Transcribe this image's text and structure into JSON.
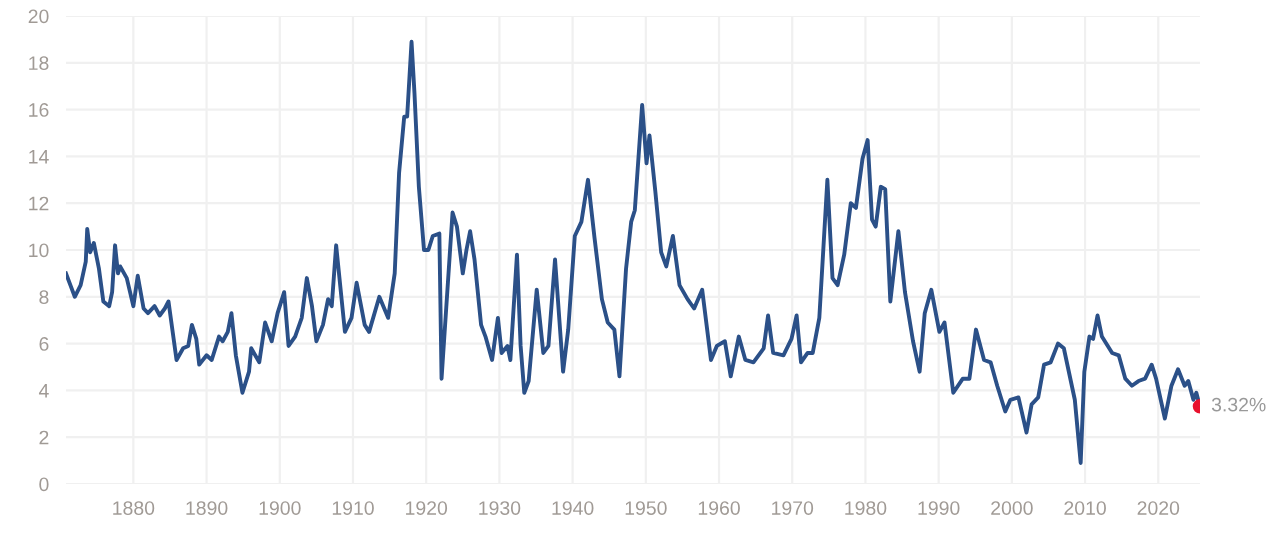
{
  "chart_data": {
    "type": "line",
    "xlim": [
      1870.8,
      2025.7
    ],
    "xticks": [
      1880,
      1890,
      1900,
      1910,
      1920,
      1930,
      1940,
      1950,
      1960,
      1970,
      1980,
      1990,
      2000,
      2010,
      2020
    ],
    "ylim": [
      0,
      20
    ],
    "yticks": [
      0,
      2,
      4,
      6,
      8,
      10,
      12,
      14,
      16,
      18,
      20
    ],
    "grid": true,
    "series": [
      {
        "color": "#2b5088",
        "x": [
          1870.8,
          1871.4,
          1872,
          1872.8,
          1873.5,
          1873.7,
          1874.1,
          1874.6,
          1875.3,
          1875.9,
          1876.7,
          1877.1,
          1877.5,
          1877.9,
          1878.2,
          1879.1,
          1880,
          1880.6,
          1881.4,
          1882,
          1882.9,
          1883.6,
          1884.3,
          1884.8,
          1885.9,
          1886.8,
          1887.5,
          1888,
          1888.6,
          1889,
          1890,
          1890.7,
          1891.7,
          1892.2,
          1892.9,
          1893.4,
          1894,
          1894.9,
          1895.8,
          1896.1,
          1897.2,
          1898,
          1898.9,
          1899.7,
          1900.6,
          1901.2,
          1902.1,
          1903,
          1903.7,
          1904.4,
          1905,
          1905.9,
          1906.6,
          1907.1,
          1907.7,
          1908.9,
          1909.8,
          1910.5,
          1911.6,
          1912.2,
          1913.6,
          1914.8,
          1915.7,
          1916.3,
          1917,
          1917.4,
          1918,
          1918.4,
          1919,
          1919.7,
          1920.3,
          1920.9,
          1921.8,
          1922.1,
          1923.6,
          1924.2,
          1925,
          1925.5,
          1926,
          1926.6,
          1927.5,
          1928.1,
          1929,
          1929.8,
          1930.3,
          1931.1,
          1931.5,
          1932.4,
          1932.9,
          1933.4,
          1934,
          1935.1,
          1936,
          1936.7,
          1937.6,
          1938.7,
          1939.4,
          1940.3,
          1941.2,
          1942.1,
          1943,
          1944,
          1944.8,
          1945.7,
          1946.4,
          1947.3,
          1948,
          1948.5,
          1949.5,
          1950.1,
          1950.5,
          1951.3,
          1952.1,
          1952.8,
          1953.7,
          1954.6,
          1955.7,
          1956.6,
          1957.7,
          1958.9,
          1959.7,
          1960.8,
          1961.6,
          1962.7,
          1963.6,
          1964.7,
          1966.1,
          1966.7,
          1967.4,
          1968.8,
          1969.9,
          1970.6,
          1971.2,
          1972.1,
          1972.8,
          1973.7,
          1974.8,
          1975.5,
          1976.2,
          1977.1,
          1978,
          1978.7,
          1979.6,
          1980.3,
          1980.9,
          1981.4,
          1982.1,
          1982.7,
          1983.4,
          1984.5,
          1985.4,
          1986.5,
          1987.4,
          1988.1,
          1989,
          1990.1,
          1990.8,
          1992,
          1993.3,
          1994.2,
          1995.1,
          1996.2,
          1997.1,
          1998,
          1999.1,
          1999.8,
          2000.9,
          2002,
          2002.7,
          2003.6,
          2004.4,
          2005.3,
          2006.3,
          2007.1,
          2008.6,
          2009.4,
          2009.9,
          2010.6,
          2011.1,
          2011.7,
          2012.3,
          2013.7,
          2014.6,
          2015.5,
          2016.4,
          2017.3,
          2018.2,
          2019.1,
          2019.7,
          2020.9,
          2021.8,
          2022.7,
          2023.6,
          2024.1,
          2024.8,
          2025.2,
          2025.7
        ],
        "values": [
          9.0,
          8.5,
          8.0,
          8.5,
          9.5,
          10.9,
          9.9,
          10.3,
          9.2,
          7.8,
          7.6,
          8.2,
          10.2,
          9.0,
          9.3,
          8.8,
          7.6,
          8.9,
          7.5,
          7.3,
          7.6,
          7.2,
          7.5,
          7.8,
          5.3,
          5.8,
          5.9,
          6.8,
          6.2,
          5.1,
          5.5,
          5.3,
          6.3,
          6.1,
          6.5,
          7.3,
          5.5,
          3.9,
          4.8,
          5.8,
          5.2,
          6.9,
          6.1,
          7.3,
          8.2,
          5.9,
          6.3,
          7.1,
          8.8,
          7.6,
          6.1,
          6.8,
          7.9,
          7.6,
          10.2,
          6.5,
          7.1,
          8.6,
          6.8,
          6.5,
          8.0,
          7.1,
          9.0,
          13.3,
          15.7,
          15.7,
          18.9,
          16.7,
          12.7,
          10.0,
          10.0,
          10.6,
          10.7,
          4.5,
          11.6,
          11.0,
          9.0,
          10.0,
          10.8,
          9.6,
          6.8,
          6.3,
          5.3,
          7.1,
          5.6,
          5.9,
          5.3,
          9.8,
          5.9,
          3.9,
          4.4,
          8.3,
          5.6,
          5.9,
          9.6,
          4.8,
          6.6,
          10.6,
          11.2,
          13.0,
          10.5,
          7.9,
          6.9,
          6.6,
          4.6,
          9.2,
          11.2,
          11.7,
          16.2,
          13.7,
          14.9,
          12.5,
          9.9,
          9.3,
          10.6,
          8.5,
          7.9,
          7.5,
          8.3,
          5.3,
          5.9,
          6.1,
          4.6,
          6.3,
          5.3,
          5.2,
          5.8,
          7.2,
          5.6,
          5.5,
          6.2,
          7.2,
          5.2,
          5.6,
          5.6,
          7.1,
          13.0,
          8.8,
          8.5,
          9.8,
          12.0,
          11.8,
          13.9,
          14.7,
          11.3,
          11.0,
          12.7,
          12.6,
          7.8,
          10.8,
          8.2,
          6.1,
          4.8,
          7.3,
          8.3,
          6.5,
          6.9,
          3.9,
          4.5,
          4.5,
          6.6,
          5.3,
          5.2,
          4.2,
          3.1,
          3.6,
          3.7,
          2.2,
          3.4,
          3.7,
          5.1,
          5.2,
          6.0,
          5.8,
          3.6,
          0.9,
          4.8,
          6.3,
          6.2,
          7.2,
          6.3,
          5.6,
          5.5,
          4.5,
          4.2,
          4.4,
          4.5,
          5.1,
          4.5,
          2.8,
          4.2,
          4.9,
          4.2,
          4.4,
          3.6,
          3.9,
          3.3
        ]
      },
      {
        "type": "scatter",
        "color": "#e8112d",
        "x": [
          2025.7
        ],
        "values": [
          3.32
        ],
        "value_labels": [
          "3.32%"
        ]
      }
    ]
  }
}
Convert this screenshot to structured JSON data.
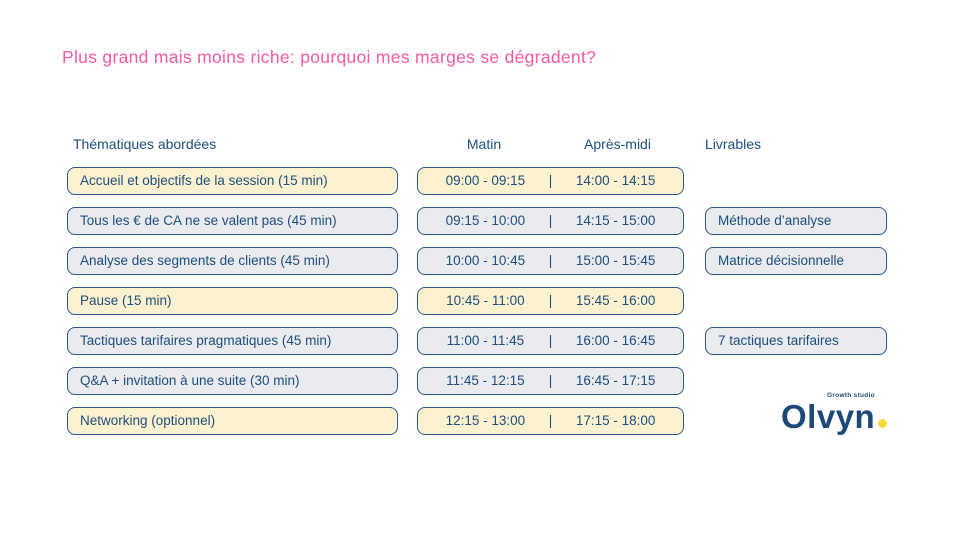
{
  "title": "Plus grand mais moins riche: pourquoi mes marges se dégradent?",
  "columns": {
    "topics": "Thématiques abordées",
    "morning": "Matin",
    "afternoon": "Après-midi",
    "deliverables": "Livrables"
  },
  "time_separator": "|",
  "rows": [
    {
      "topic": "Accueil et objectifs de la session (15 min)",
      "morning": "09:00 - 09:15",
      "afternoon": "14:00 - 14:15",
      "highlight": true,
      "deliverable": ""
    },
    {
      "topic": "Tous les € de CA ne se valent pas (45 min)",
      "morning": "09:15 - 10:00",
      "afternoon": "14:15 - 15:00",
      "highlight": false,
      "deliverable": "Méthode d’analyse"
    },
    {
      "topic": "Analyse des segments de clients (45 min)",
      "morning": "10:00 - 10:45",
      "afternoon": "15:00 - 15:45",
      "highlight": false,
      "deliverable": "Matrice décisionnelle"
    },
    {
      "topic": "Pause (15 min)",
      "morning": "10:45 - 11:00",
      "afternoon": "15:45 - 16:00",
      "highlight": true,
      "deliverable": ""
    },
    {
      "topic": "Tactiques tarifaires pragmatiques (45 min)",
      "morning": "11:00 - 11:45",
      "afternoon": "16:00 - 16:45",
      "highlight": false,
      "deliverable": "7 tactiques tarifaires"
    },
    {
      "topic": "Q&A + invitation à une suite (30 min)",
      "morning": "11:45 - 12:15",
      "afternoon": "16:45 - 17:15",
      "highlight": false,
      "deliverable": ""
    },
    {
      "topic": "Networking (optionnel)",
      "morning": "12:15 - 13:00",
      "afternoon": "17:15 - 18:00",
      "highlight": true,
      "deliverable": ""
    }
  ],
  "logo": {
    "name": "Olvyn",
    "tagline": "Growth studio"
  },
  "colors": {
    "accent_pink": "#f859a2",
    "text_blue": "#1e4e7d",
    "border_blue": "#2a578b",
    "highlight_yellow": "#fcf2cf",
    "row_gray": "#e9ebee",
    "logo_blue": "#1d4878",
    "logo_yellow": "#fbd93d"
  }
}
----------------------------------------
Your instructions: Pick out the lines above that hold the string "this" and show them.

Completed exercise:
Transcribe this image's text and structure into JSON.
Convert this screenshot to structured JSON data.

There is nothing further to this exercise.